## Start Source excerpt

2022
Diversity Failure: Little progress on executive hires after George Floyd
Country/area: United States
Organisation: USA TODAY Network
Organisation size: Big
Publication date: 14/07/2021

Credit: Jessica Guynn, Jayme Fraser, Craig Harris, Charisse Jones, Dian Zhang, Carlie Procell, Jarrad Henderson, Jack Gruber, Colin Smith, Andrea Brunty, Kyle Omphroy, Josh Rivera
Biography:
Jessica Guynn is a senior technology and economic opportunity writer; Jayme Fraser is a data reporter; Craig Harris is an investigative business reporter; Charisse Jones covers retail and workplace issues; Dian Zhang is a data reporter. All are staff writers for USA TODAY.
Carlie Procell is a member of USA TODAY’s Data Visualization and Interactive Graphics team.
From USA TODAY’s photo and video team: Jarrad Henderson is a video producder; Jack Gruber is a senior staff photographer.
Colin Smith, Andrea Brunty, Kyle Omphroy provide digitial design and development for the USA TODAY Nework.
Josh Rivera, an editor with USA TODAY’s Money staff, worked on social media, engagement and promotion for this project.

## End Source excerpt
## Start Given entries

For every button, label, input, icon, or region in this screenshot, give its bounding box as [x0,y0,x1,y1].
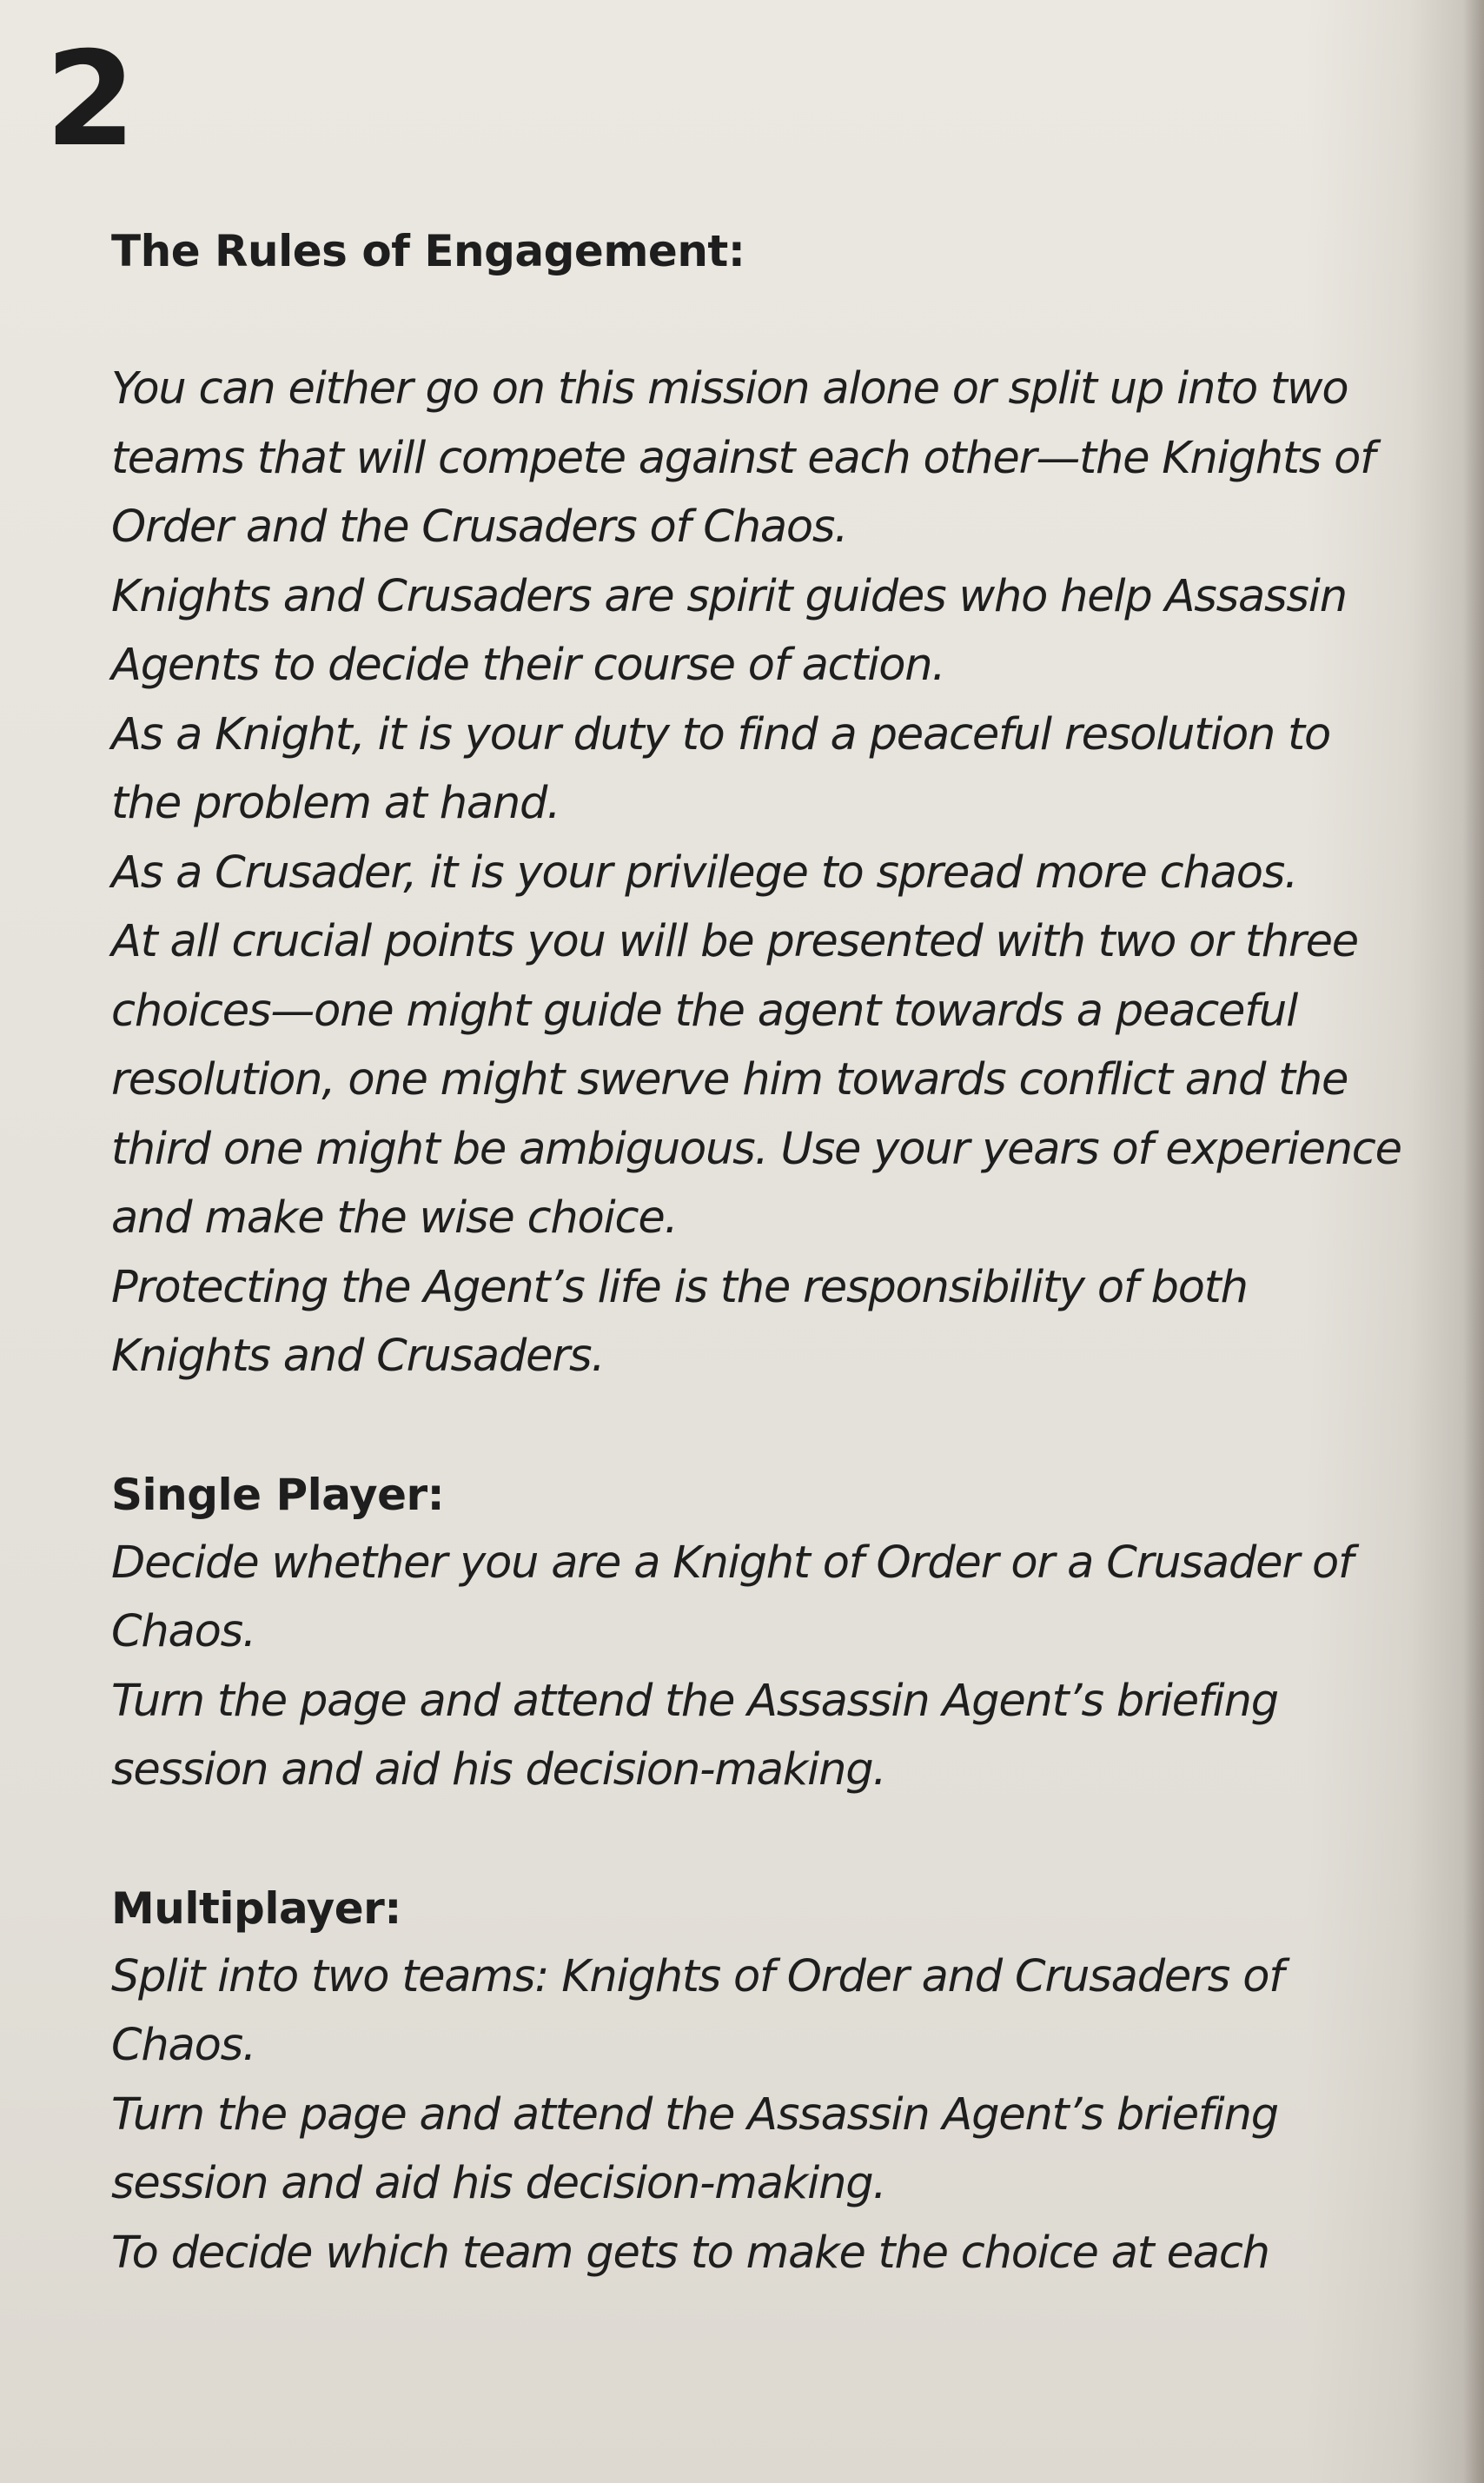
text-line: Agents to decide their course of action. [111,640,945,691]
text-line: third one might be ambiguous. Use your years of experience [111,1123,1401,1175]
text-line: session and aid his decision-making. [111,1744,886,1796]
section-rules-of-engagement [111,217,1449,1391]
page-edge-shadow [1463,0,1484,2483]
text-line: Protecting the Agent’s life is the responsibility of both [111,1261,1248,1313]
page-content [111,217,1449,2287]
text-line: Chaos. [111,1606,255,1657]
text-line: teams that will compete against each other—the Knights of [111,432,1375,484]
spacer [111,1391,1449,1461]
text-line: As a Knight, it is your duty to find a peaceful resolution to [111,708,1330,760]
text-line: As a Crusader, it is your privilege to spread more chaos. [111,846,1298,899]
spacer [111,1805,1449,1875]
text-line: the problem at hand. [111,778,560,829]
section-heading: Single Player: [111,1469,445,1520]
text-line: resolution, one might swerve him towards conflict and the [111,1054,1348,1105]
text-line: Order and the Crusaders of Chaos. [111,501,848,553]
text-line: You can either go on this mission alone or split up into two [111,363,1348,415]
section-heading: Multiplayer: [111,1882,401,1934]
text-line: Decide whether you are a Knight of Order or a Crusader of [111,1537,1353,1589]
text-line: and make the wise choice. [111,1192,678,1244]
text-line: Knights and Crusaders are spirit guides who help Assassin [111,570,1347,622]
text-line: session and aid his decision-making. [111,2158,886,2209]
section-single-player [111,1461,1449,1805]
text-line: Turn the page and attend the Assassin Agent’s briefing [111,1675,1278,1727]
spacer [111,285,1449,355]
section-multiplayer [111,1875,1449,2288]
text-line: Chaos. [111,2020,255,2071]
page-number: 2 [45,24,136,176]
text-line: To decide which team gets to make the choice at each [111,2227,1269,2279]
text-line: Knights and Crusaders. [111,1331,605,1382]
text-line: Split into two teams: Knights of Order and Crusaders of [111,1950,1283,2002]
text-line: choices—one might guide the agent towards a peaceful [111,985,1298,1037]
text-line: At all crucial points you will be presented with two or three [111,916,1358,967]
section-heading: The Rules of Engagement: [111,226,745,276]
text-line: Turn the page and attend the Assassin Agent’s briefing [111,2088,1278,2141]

## End Given entries

■ What you will do:
**a.** Using the project page about executive hiring diversity, answer each question.
(i) Which organisation is named on the page?
(ii) What publication date does the page give?
(iii) What did Josh Rivera work on for this project?
**b.** Sum up the project page about executive hiring diversity in two sentences.
**c.** Continue the project page about executive hiring diversity after its last line.

■ Per-task outputs:
**a.**
(i) USA TODAY Network
(ii) 14/07/2021
(iii) Social media, engagement and promotion

**b.** The project page lists "Diversity Failure: Little progress on executive hires after George Floyd," a United States entry from the USA TODAY Network, published on 14/07/2021. Its credits name USA TODAY staff writers and data reporters, a data visualization team member, a video producer and photographer, digital design and development staff, and a Money editor who handled social media, engagement and promotion.

**c.**
Project description:
At America’s largest and most powerful companies, 1 in every 97 white workers is an executive, but only 1 in every 443 Black or Hispanic workers can say the same. USA TODAY reached these findings after hounding dozens of firms in the Standard & Poor’s 100 for previously undisclosed hiring records following George Floyd’s murder. Employers send numbers on race, gender and ethnicity to the government annually; regulators keep the records hidden. With its unique database, USA TODAY revealed stark disparities in top hires, even as blue collar ranks diversified. And we made all the data searchable for readers.
Impact reached:
More and more companies have agreed to share their hiring records with us since publication. Some of them said they did not wish to appear on our list of S&P 100 firms that refused to disclose data. From an initial 54 companies, we now have a database of 83. And the numbers are growing nearly every week. Existing participants have also contributed additional years of data, enabling us to begin analyzing trends over time.
Techniques/technologies used:
Our analysis consisted of two major data components. First, we ingested, cleaned and tabulated race, ethnicity and gender data by job category. Second, for comparison, we compiled a matching set of data for all employers in each filer’s industry using data from the Census Bureau.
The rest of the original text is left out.